**TASK REQUIREMENTS:** Go through the lines below. Copy those with "shredder".

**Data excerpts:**
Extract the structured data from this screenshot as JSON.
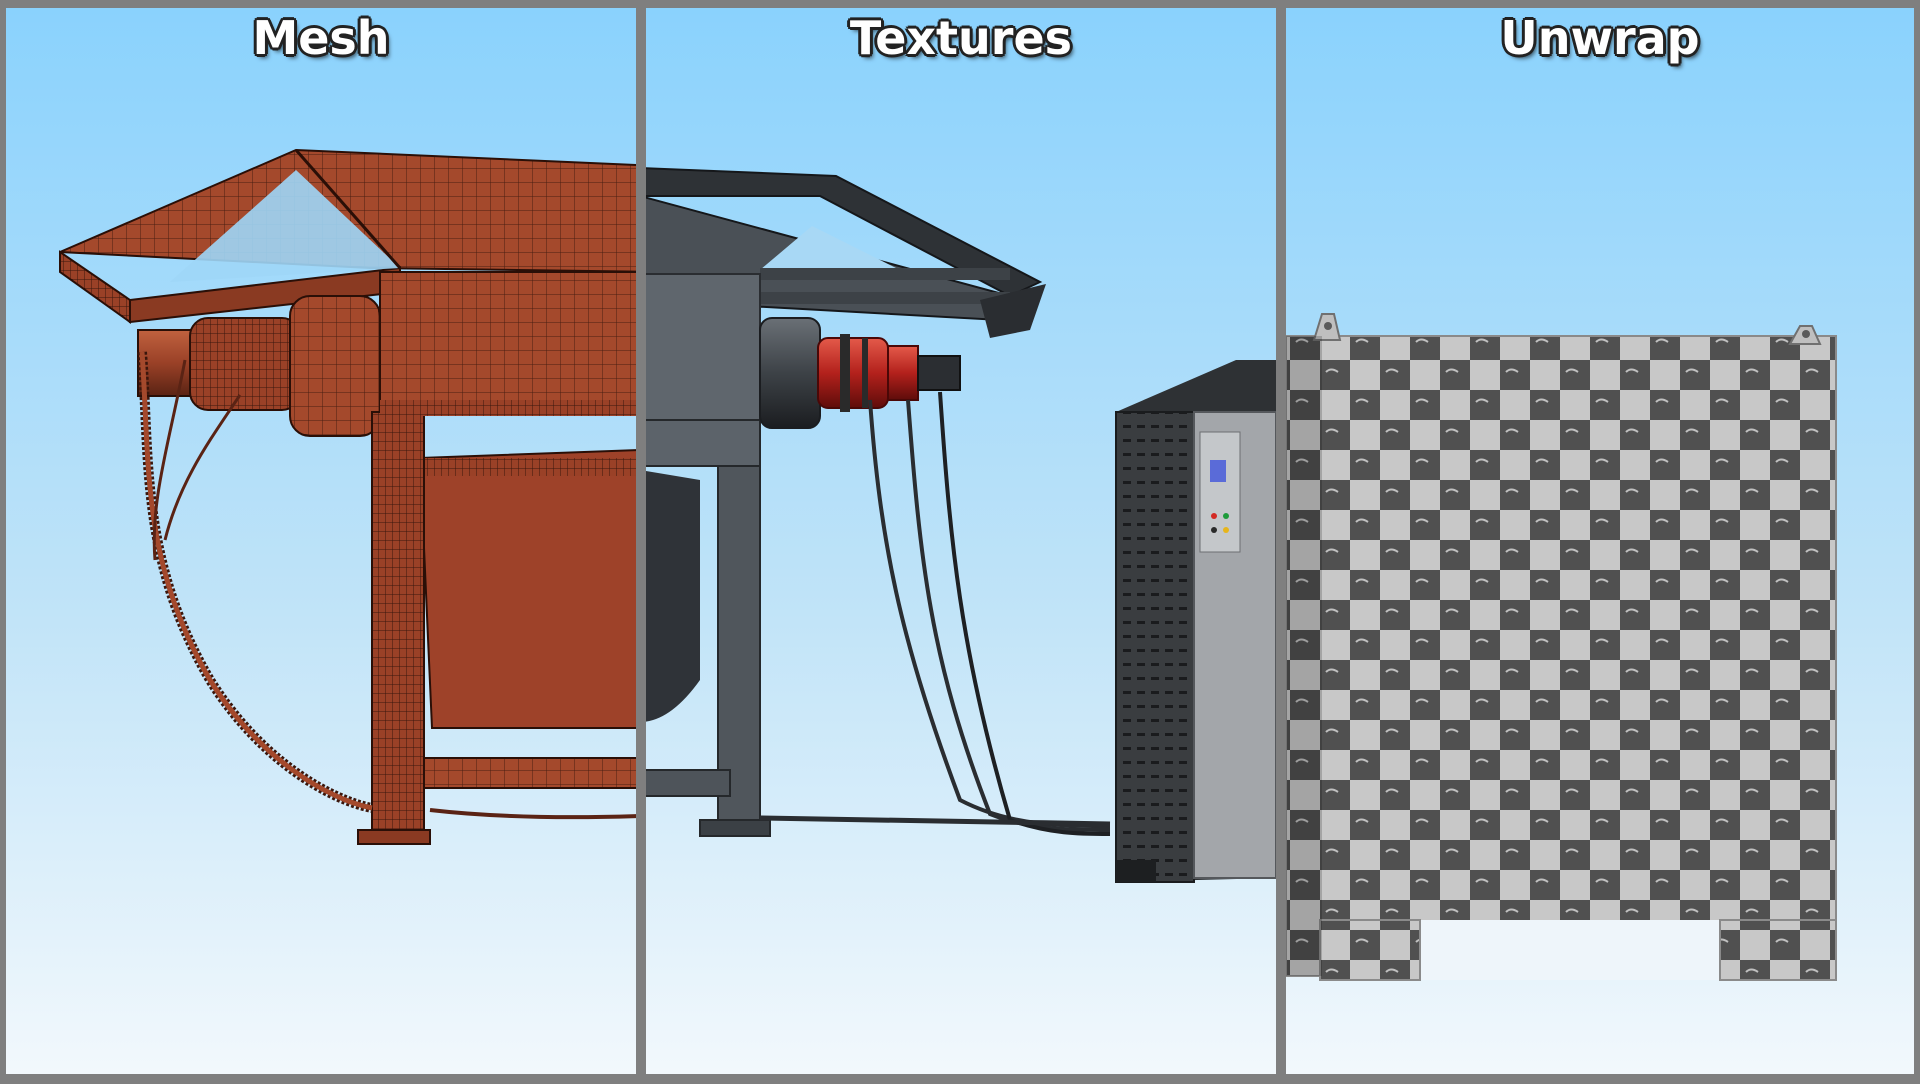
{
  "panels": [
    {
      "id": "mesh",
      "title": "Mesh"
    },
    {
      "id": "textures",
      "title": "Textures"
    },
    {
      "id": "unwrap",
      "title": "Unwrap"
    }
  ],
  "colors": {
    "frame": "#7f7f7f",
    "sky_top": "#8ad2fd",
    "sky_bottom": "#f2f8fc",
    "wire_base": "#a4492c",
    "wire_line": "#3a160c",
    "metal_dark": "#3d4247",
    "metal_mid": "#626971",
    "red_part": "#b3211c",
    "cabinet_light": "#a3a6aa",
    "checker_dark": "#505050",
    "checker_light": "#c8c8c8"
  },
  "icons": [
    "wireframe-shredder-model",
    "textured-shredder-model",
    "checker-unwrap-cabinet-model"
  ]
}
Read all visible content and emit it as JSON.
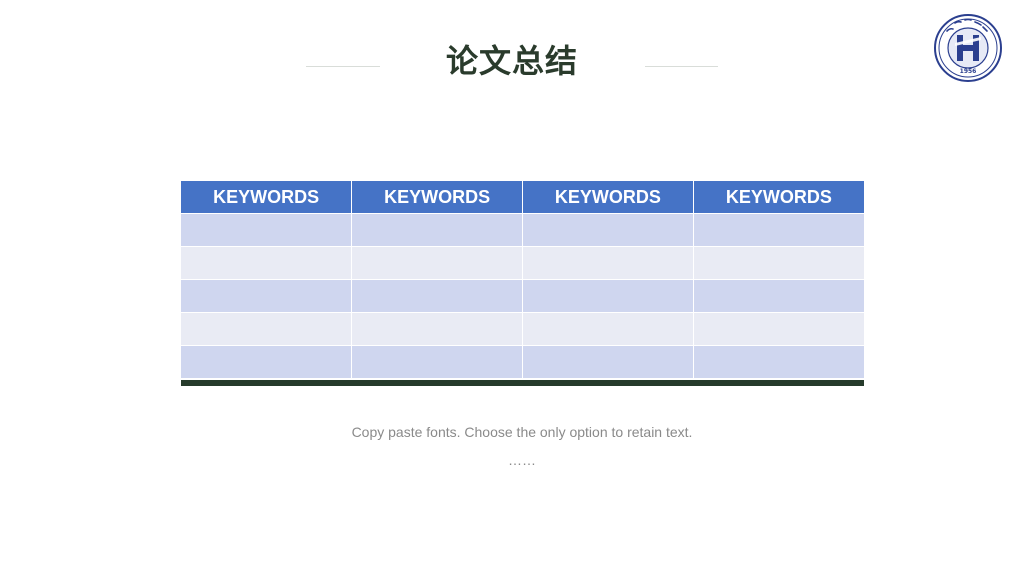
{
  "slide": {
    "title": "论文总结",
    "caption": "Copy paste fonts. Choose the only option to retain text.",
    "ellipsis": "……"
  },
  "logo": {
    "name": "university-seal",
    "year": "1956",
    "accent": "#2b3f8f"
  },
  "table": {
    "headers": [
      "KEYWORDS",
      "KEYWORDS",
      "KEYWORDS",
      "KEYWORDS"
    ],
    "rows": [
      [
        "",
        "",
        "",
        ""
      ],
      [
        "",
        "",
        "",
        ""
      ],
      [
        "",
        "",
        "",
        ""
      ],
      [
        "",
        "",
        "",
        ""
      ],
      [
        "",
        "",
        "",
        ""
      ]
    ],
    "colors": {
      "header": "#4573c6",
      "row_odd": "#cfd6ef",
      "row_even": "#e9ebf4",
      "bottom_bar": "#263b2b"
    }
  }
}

**FINISHED ANSWER:**
    "wireframe-shredder-model",
    "textured-shredder-model",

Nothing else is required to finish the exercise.